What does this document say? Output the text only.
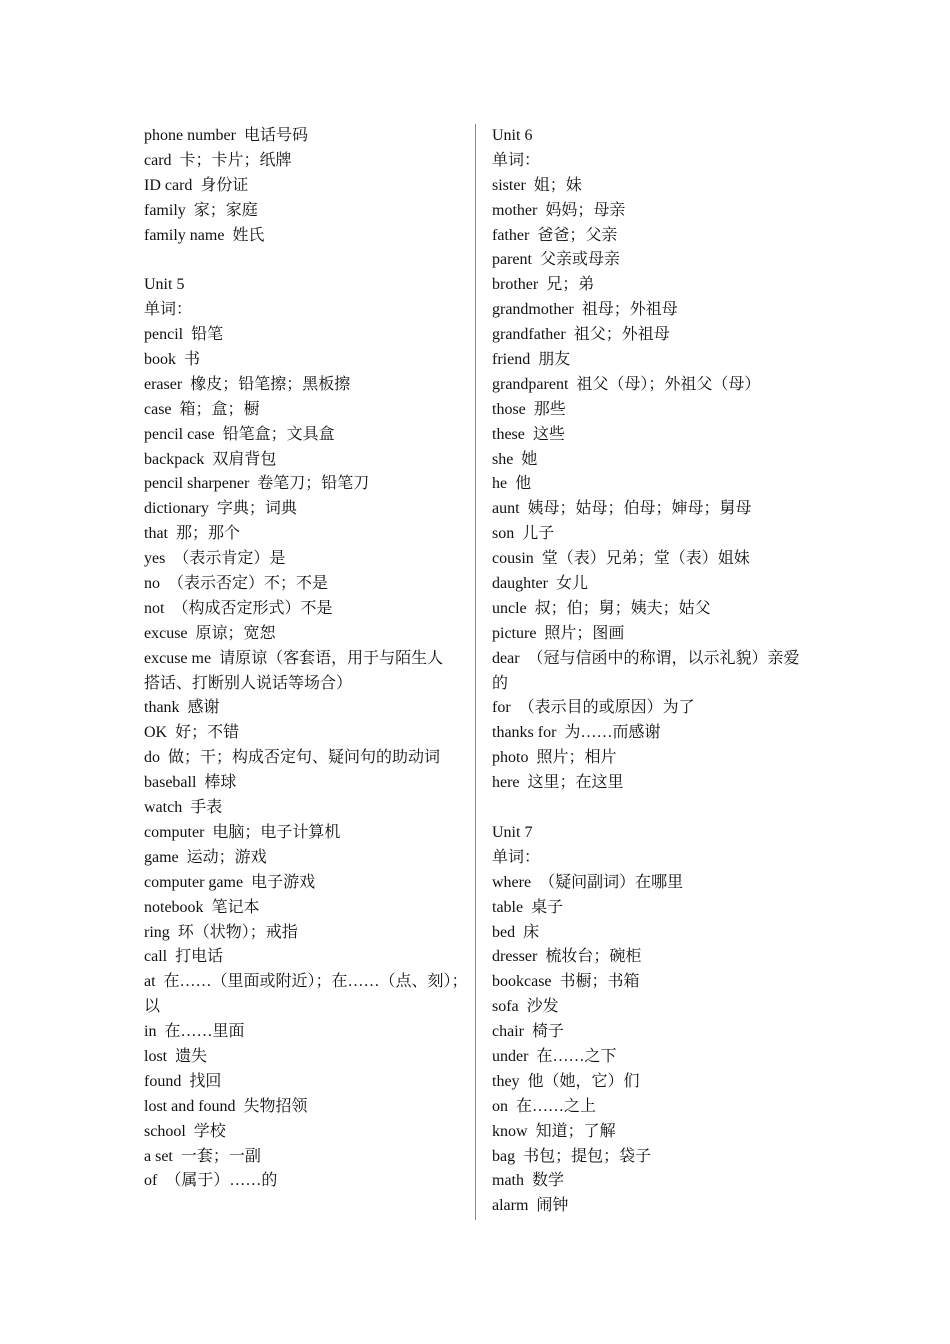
phone number 电话号码
card 卡；卡片；纸牌
ID card 身份证
family 家；家庭
family name 姓氏
Unit 5
单词：
pencil 铅笔
book 书
eraser 橡皮；铅笔擦；黑板擦
case 箱；盒；橱
pencil case 铅笔盒；文具盒
backpack 双肩背包
pencil sharpener 卷笔刀；铅笔刀
dictionary 字典；词典
that 那；那个
yes （表示肯定）是
no （表示否定）不；不是
not （构成否定形式）不是
excuse 原谅；宽恕
excuse me 请原谅（客套语，用于与陌生人
搭话、打断别人说话等场合）
thank 感谢
OK 好；不错
do 做；干；构成否定句、疑问句的助动词
baseball 棒球
watch 手表
computer 电脑；电子计算机
game 运动；游戏
computer game 电子游戏
notebook 笔记本
ring 环（状物）；戒指
call 打电话
at 在……（里面或附近）；在……（点、刻）；
以
in 在……里面
lost 遗失
found 找回
lost and found 失物招领
school 学校
a set 一套；一副
of （属于）……的
Unit 6
单词：
sister 姐；妹
mother 妈妈；母亲
father 爸爸；父亲
parent 父亲或母亲
brother 兄；弟
grandmother 祖母；外祖母
grandfather 祖父；外祖母
friend 朋友
grandparent 祖父（母）；外祖父（母）
those 那些
these 这些
she 她
he 他
aunt 姨母；姑母；伯母；婶母；舅母
son 儿子
cousin 堂（表）兄弟；堂（表）姐妹
daughter 女儿
uncle 叔；伯；舅；姨夫；姑父
picture 照片；图画
dear （冠与信函中的称谓，以示礼貌）亲爱
的
for （表示目的或原因）为了
thanks for 为……而感谢
photo 照片；相片
here 这里；在这里
Unit 7
单词：
where （疑问副词）在哪里
table 桌子
bed 床
dresser 梳妆台；碗柜
bookcase 书橱；书箱
sofa 沙发
chair 椅子
under 在……之下
they 他（她，它）们
on 在……之上
know 知道；了解
bag 书包；提包；袋子
math 数学
alarm 闹钟
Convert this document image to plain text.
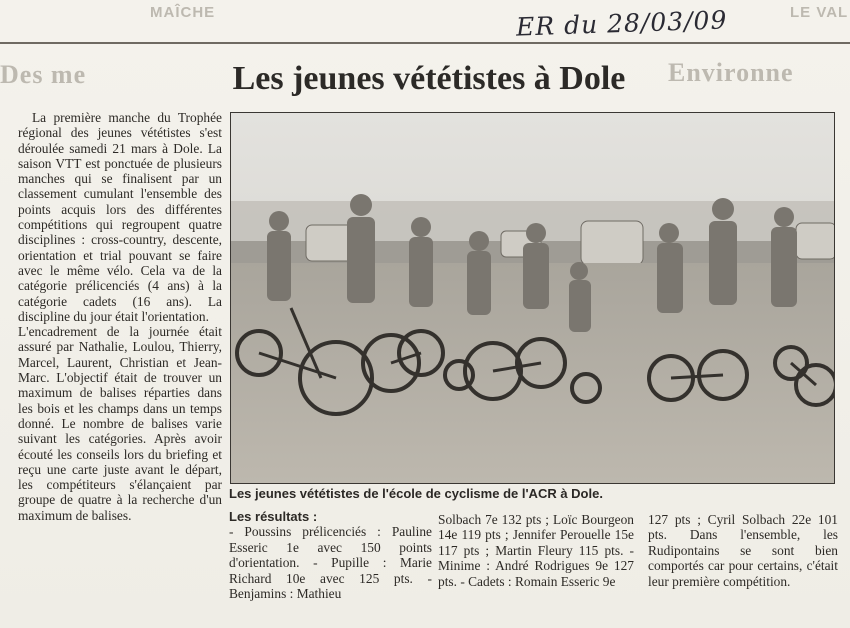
MAÎCHE	LE VAL
Des me	Environne
ER du 28/03/09
Les jeunes vététistes à Dole

La première manche du Trophée régional des jeunes vététistes s'est déroulée samedi 21 mars à Dole. La saison VTT est ponctuée de plusieurs manches qui se finalisent par un classement cumulant l'ensemble des points acquis lors des différentes compétitions qui regroupent quatre disciplines : cross-country, descente, orientation et trial pouvant se faire avec le même vélo. Cela va de la catégorie prélicenciés (4 ans) à la catégorie cadets (16 ans). La discipline du jour était l'orientation.

L'encadrement de la journée était assuré par Nathalie, Loulou, Thierry, Marcel, Laurent, Christian et Jean-Marc. L'objectif était de trouver un maximum de balises réparties dans les bois et les champs dans un temps donné. Le nombre de balises varie suivant les catégories. Après avoir écouté les conseils lors du briefing et reçu une carte juste avant le départ, les compétiteurs s'élançaient par groupe de quatre à la recherche d'un maximum de balises.

Les jeunes vététistes de l'école de cyclisme de l'ACR à Dole.
Les résultats :
- Poussins prélicenciés : Pauline Esseric 1e avec 150 points d'orientation. - Pupille : Marie Richard 10e avec 125 pts. - Benjamins : Mathieu
Solbach 7e 132 pts ; Loïc Bourgeon 14e 119 pts ; Jennifer Perouelle 15e 117 pts ; Martin Fleury 115 pts. - Minime : André Rodrigues 9e 127 pts. - Cadets : Romain Esseric 9e
127 pts ; Cyril Solbach 22e 101 pts. Dans l'ensemble, les Rudipontains se sont bien comportés car pour certains, c'était leur première compétition.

□ □ □ □ □

Tell how many lines above contain the word "this". Give the number alone.

2